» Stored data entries
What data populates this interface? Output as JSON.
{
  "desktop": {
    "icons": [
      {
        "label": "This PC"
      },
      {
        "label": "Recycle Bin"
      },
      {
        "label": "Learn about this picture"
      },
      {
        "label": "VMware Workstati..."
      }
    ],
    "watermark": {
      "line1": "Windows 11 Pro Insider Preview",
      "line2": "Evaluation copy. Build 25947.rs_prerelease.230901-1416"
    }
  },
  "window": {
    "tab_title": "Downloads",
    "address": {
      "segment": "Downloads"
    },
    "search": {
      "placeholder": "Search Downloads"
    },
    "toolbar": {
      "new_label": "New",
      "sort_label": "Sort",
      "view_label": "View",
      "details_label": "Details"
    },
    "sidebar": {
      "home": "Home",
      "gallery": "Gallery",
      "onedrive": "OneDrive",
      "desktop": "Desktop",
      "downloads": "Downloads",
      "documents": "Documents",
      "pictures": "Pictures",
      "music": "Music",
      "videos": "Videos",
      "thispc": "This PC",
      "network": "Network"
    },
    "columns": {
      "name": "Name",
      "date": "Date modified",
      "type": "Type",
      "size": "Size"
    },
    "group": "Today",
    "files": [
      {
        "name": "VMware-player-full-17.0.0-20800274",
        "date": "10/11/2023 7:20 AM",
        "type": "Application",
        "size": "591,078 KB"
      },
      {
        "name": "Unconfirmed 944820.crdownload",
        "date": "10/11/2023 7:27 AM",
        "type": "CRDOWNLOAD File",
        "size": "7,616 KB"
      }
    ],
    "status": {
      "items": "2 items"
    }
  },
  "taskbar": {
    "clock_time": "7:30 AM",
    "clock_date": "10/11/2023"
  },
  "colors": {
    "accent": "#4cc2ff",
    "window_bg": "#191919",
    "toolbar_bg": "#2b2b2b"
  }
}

» WRITTEN PROBLEM
Print back all the lines verbatim.

» RESULT OF THIS EXERCISE
What data populates this interface? Output as JSON.
{
  "desktop": {
    "icons": [
      {
        "label": "This PC"
      },
      {
        "label": "Recycle Bin"
      },
      {
        "label": "Learn about this picture"
      },
      {
        "label": "VMware Workstati..."
      }
    ],
    "watermark": {
      "line1": "Windows 11 Pro Insider Preview",
      "line2": "Evaluation copy. Build 25947.rs_prerelease.230901-1416"
    }
  },
  "window": {
    "tab_title": "Downloads",
    "address": {
      "segment": "Downloads"
    },
    "search": {
      "placeholder": "Search Downloads"
    },
    "toolbar": {
      "new_label": "New",
      "sort_label": "Sort",
      "view_label": "View",
      "details_label": "Details"
    },
    "sidebar": {
      "home": "Home",
      "gallery": "Gallery",
      "onedrive": "OneDrive",
      "desktop": "Desktop",
      "downloads": "Downloads",
      "documents": "Documents",
      "pictures": "Pictures",
      "music": "Music",
      "videos": "Videos",
      "thispc": "This PC",
      "network": "Network"
    },
    "columns": {
      "name": "Name",
      "date": "Date modified",
      "type": "Type",
      "size": "Size"
    },
    "group": "Today",
    "files": [
      {
        "name": "VMware-player-full-17.0.0-20800274",
        "date": "10/11/2023 7:20 AM",
        "type": "Application",
        "size": "591,078 KB"
      },
      {
        "name": "Unconfirmed 944820.crdownload",
        "date": "10/11/2023 7:27 AM",
        "type": "CRDOWNLOAD File",
        "size": "7,616 KB"
      }
    ],
    "status": {
      "items": "2 items"
    }
  },
  "taskbar": {
    "clock_time": "7:30 AM",
    "clock_date": "10/11/2023"
  },
  "colors": {
    "accent": "#4cc2ff",
    "window_bg": "#191919",
    "toolbar_bg": "#2b2b2b"
  }
}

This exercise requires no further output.